**Records for processing**:
((

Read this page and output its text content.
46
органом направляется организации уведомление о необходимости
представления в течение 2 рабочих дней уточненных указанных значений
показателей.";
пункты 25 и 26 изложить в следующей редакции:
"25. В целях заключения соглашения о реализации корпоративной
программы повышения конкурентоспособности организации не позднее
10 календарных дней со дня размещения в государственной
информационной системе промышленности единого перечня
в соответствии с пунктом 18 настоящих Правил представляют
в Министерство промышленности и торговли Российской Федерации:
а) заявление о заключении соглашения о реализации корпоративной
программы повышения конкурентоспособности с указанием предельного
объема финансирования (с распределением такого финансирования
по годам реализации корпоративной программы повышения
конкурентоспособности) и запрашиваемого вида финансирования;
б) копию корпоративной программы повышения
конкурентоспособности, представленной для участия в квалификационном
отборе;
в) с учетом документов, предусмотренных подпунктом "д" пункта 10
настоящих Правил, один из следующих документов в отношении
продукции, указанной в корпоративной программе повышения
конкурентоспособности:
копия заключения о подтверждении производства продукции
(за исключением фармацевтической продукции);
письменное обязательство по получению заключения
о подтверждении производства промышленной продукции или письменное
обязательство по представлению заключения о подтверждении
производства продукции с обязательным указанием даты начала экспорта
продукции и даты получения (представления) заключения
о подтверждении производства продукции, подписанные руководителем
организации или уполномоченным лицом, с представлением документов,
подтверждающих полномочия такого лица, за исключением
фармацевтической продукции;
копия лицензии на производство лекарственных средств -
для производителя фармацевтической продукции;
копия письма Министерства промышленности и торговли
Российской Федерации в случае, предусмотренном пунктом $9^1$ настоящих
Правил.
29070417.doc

))

**Exercise directions**:
Your answer should be one number: how many lines of the listing include the word "письменное".

**Complete output**:
2